| Aufgaben |
[A] Beantworte kurz diese Fragen zum Text über die Geschichte der Bundeswehr:
(i) In welchem Jahr wurde die Bundeswehr gegründet?
(ii) In welcher Stadt trafen sich Reagan und Gorbatschow am 11. Oktober 1986?
(iii) Mit welchem Slogan versuchte Gorbatschow seit 1985, den Sowjetsozialismus von innen zu reformieren?
[B] Schreib den Text über die Geschichte der Bundeswehr im gleichen Stil weiter, direkt nach seinem letzten Satz.

| Seitentext |
....

Wer die deutsche Geschichte verstehen will, kommt an der Geschichte der Bundeswehr nicht vorbei. Seit ihrer Gründung 1955 ist die bundesdeutsche Armee ein Spiegel der Gesellschaft. Von Anfang an suchte sie ihren Platz zwischen Tradition und Neuausrichtung. Zugleich war sie immer eine Parlamentsarmee und fest eingebunden in europäische und transatlantische Bündnisse. Reformen folgten stets dicht aufeinander, Stillstand gab es nie. Wilfried von Bredow schlägt in „Die Geschichte der Bundeswehr“ den Bogen von den Anfängen der Bundeswehr mit ihren historischen Wurzeln bis hin zur heute weltweit agierenden Truppe. Es folgt eine exklusive Leseprobe.
Leseprobe
Bundeswehr und Wiedervereinigung
Am 11. Oktober 1986 trafen sich US-Präsident Reagan und der sowjetische Generalsekretär Gorbatschow in Reykjavík. An diesem Samstag wurde ein weltpolitischer Hebel umgelegt: Die beiden Weltmächte machten in der Frage der nuklearen Rüstungskontrolle und Abrüstung einen großen Schritt aufeinander zu. Ab jetzt nahmen die sicherheitspolitischen Spannungen zwischen dem Westen und der Sowjetunion ab.
Das kam für viele überraschend. Die Probleme mit den eurostrategischen Waffensystemen waren bald vom Tisch. Eine Reihe international verabredeter vertrauensbildender Maßnahmen entfalteten ihre Wirkung. Seit 1985 hatte sich Michail Gorbatschow mit dem Slogan „Zurück zu Lenin“ verzweifelt um eine innere Reform des Sowjetsozialismus bemüht, stieß aber sehr bald auf unüberwindliche Hindernisse. Es war schon kurios: Während die politische Öffentlichkeit in den USA und Westeuropa damals mit Verve die These des britischen Historikers Paul Kennedy über den Niedergang Amerikas als Weltmacht debattierte, zerbröselten zusehends die gesellschaftspolitischen Grundvorstellungen des Sowjetsozialismus, und die machtpolitischen Handlungsmöglichkeiten seiner Führung schrumpften dramatisch.

....

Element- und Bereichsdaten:
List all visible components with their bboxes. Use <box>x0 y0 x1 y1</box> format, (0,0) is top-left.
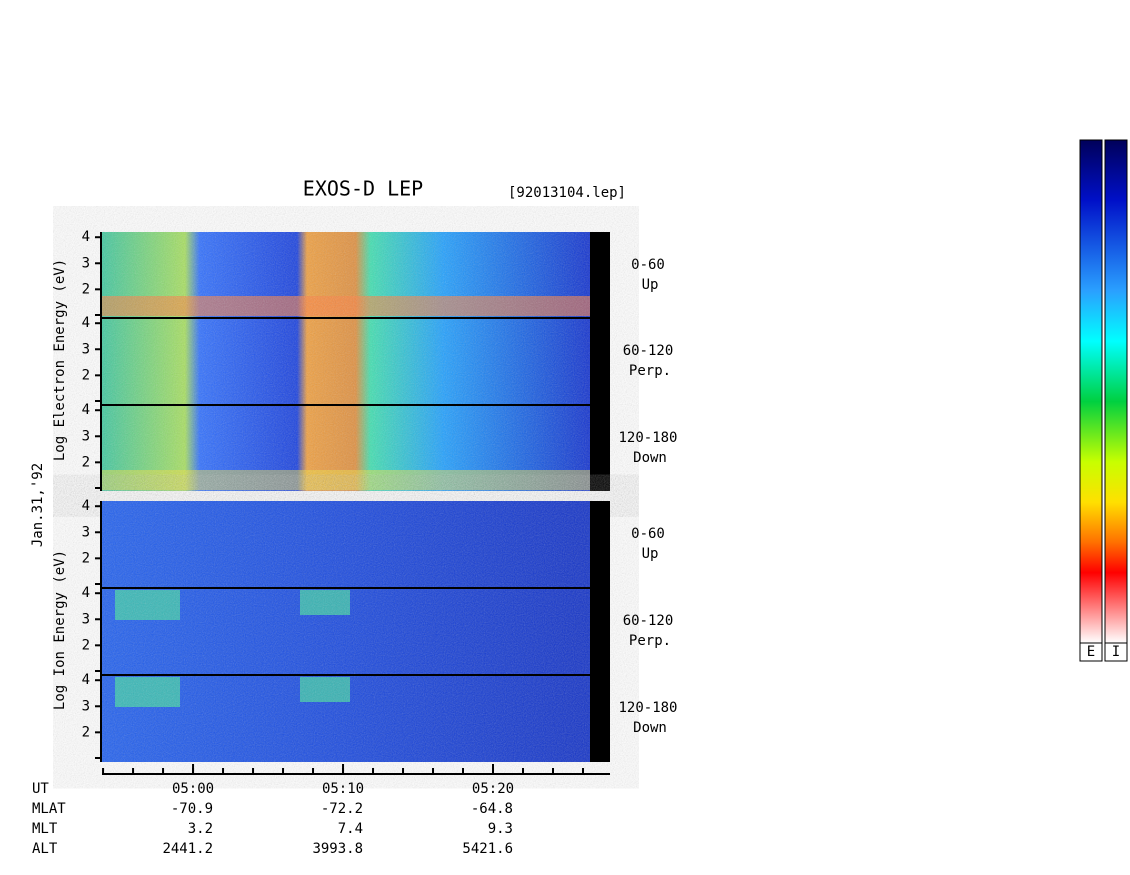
orbit-value: 2441.2 <box>162 841 213 857</box>
y-tick-label: 4 <box>82 498 90 514</box>
orbit-value: 5421.6 <box>462 841 513 857</box>
x-tick-label: 05:20 <box>472 781 514 797</box>
y-tick-label: 4 <box>82 585 90 601</box>
y-tick-label: 4 <box>82 672 90 688</box>
y-tick-label: 3 <box>82 428 90 444</box>
orbit-value: -72.2 <box>321 801 363 817</box>
panel-direction: Perp. <box>629 363 671 379</box>
colorbar-label: I <box>1112 644 1120 660</box>
panel-angle: 60-120 <box>623 343 674 359</box>
panel-angle: 0-60 <box>631 257 665 273</box>
y-tick-label: 2 <box>82 724 90 740</box>
y-axis-label: Log Electron Energy (eV) <box>52 259 68 461</box>
y-tick-label: 3 <box>82 524 90 540</box>
panel-direction: Perp. <box>629 633 671 649</box>
y-tick-label: 3 <box>82 341 90 357</box>
orbit-value: 3993.8 <box>312 841 363 857</box>
ion-spectrograms <box>102 501 610 762</box>
y-tick-label: 2 <box>82 550 90 566</box>
y-tick-label: 4 <box>82 315 90 331</box>
x-tick-label: 05:10 <box>322 781 364 797</box>
y-tick-label: 4 <box>82 229 90 245</box>
y-tick-label: 3 <box>82 255 90 271</box>
y-tick-label: 2 <box>82 637 90 653</box>
orbit-row-name: UT <box>32 781 49 797</box>
orbit-row-name: ALT <box>32 841 58 857</box>
panel-borders <box>100 232 610 762</box>
panel-direction: Down <box>633 450 667 466</box>
orbit-value: -70.9 <box>171 801 213 817</box>
panel-direction: Up <box>642 546 659 562</box>
y-tick-label: 3 <box>82 698 90 714</box>
panel-angle: 120-180 <box>618 700 677 716</box>
orbit-value: 7.4 <box>338 821 363 837</box>
panel-angle: 0-60 <box>631 526 665 542</box>
panel-angle: 120-180 <box>618 430 677 446</box>
file-name: [92013104.lep] <box>508 185 626 201</box>
y-tick-label: 4 <box>82 402 90 418</box>
panel-direction: Down <box>633 720 667 736</box>
y-axis-label: Log Ion Energy (eV) <box>52 550 68 710</box>
orbit-value: -64.8 <box>471 801 513 817</box>
electron-spectrograms <box>102 232 610 491</box>
colorbar-label: E <box>1087 644 1095 660</box>
colorbars <box>1079 139 1128 662</box>
y-tick-label: 2 <box>82 454 90 470</box>
orbit-row-name: MLT <box>32 821 58 837</box>
panel-direction: Up <box>642 277 659 293</box>
orbit-row-name: MLAT <box>32 801 66 817</box>
date-label: Jan.31,'92 <box>30 463 46 547</box>
y-tick-label: 2 <box>82 367 90 383</box>
x-tick-label: 05:00 <box>172 781 214 797</box>
panel-angle: 60-120 <box>623 613 674 629</box>
orbit-value: 3.2 <box>188 821 213 837</box>
title: EXOS-D LEP <box>303 177 423 201</box>
orbit-value: 9.3 <box>488 821 513 837</box>
y-tick-label: 3 <box>82 611 90 627</box>
y-tick-label: 2 <box>82 281 90 297</box>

....

| Antworten |
[A]
(i) 1955
(ii) In Reykjavík
(iii) „Zurück zu Lenin“

[B]
Das Ende des Ost-West-Konflikts bahnte sich an. Wie rasch dies geschehen würde, ob auf friedliche Weise oder in einem letzten Gewaltausbruch, konnte niemand vorhersagen. Ebenso wenig, welche Folgen der strukturelle Umbruch für die Weltpolitik sowie für die bestehenden und weitestgehend auf den Ost-West-Konflikt ausgerichteten militärischen Bündnisse und ihre Streitkräfte haben würde. Europa und die beiden deutschen Staaten als die Frontstaaten der Militärbündnisse NATO und Warschauer Pakt standen im Brennpunkt der weltpolitischen Veränderungen. In rasantem Tempo, binnen vier Jahren, kam es zum Umbruch in den ost- und südostmitteleuropäischen Satellitenstaaten Moskaus, zum Fall der Berliner Mauer am 9. November 1989, der Vereinigung Deutschlands am 3. Oktober 1990, zur „notariellen Beendigung“ des Ost-West-Konflikts in der „Charta von Paris“ am 21. November 1990 sowie schließlich zur Auflösung der UdSSR am 21. Dezember 1991.
Was bedeutete das für die Bundeswehr und ihre Soldaten, deren Abschreckungs- und Verteidigungsauftrag ganz auf Szenarien eines vom Osten ausgehenden militärischen Angriffs zugeschnitten war? Was sollte aus den Streitkräften der DDR werden, der Nationalen Volksarmee? Und wie sollte man sich eine europäische Sicherheitspolitik nach dem Ende des Ost-West-Konflikts vorstellen? Als diese Fragen akut wurden, gab es kaum Pläne und Blaupausen in den Schubladen der strategischen und sicherheitspolitischen Denkfabriken, auf die man hätte zurückgreifen können. Alles musste rasch überlegt, womöglich noch rascher entschieden werden. Zuweilen, so hatte man den Eindruck, waren die Entscheidungsträger selbst überrascht über die Ergebnisse ihrer Entscheidungen. Es war eine aufregende Zeit.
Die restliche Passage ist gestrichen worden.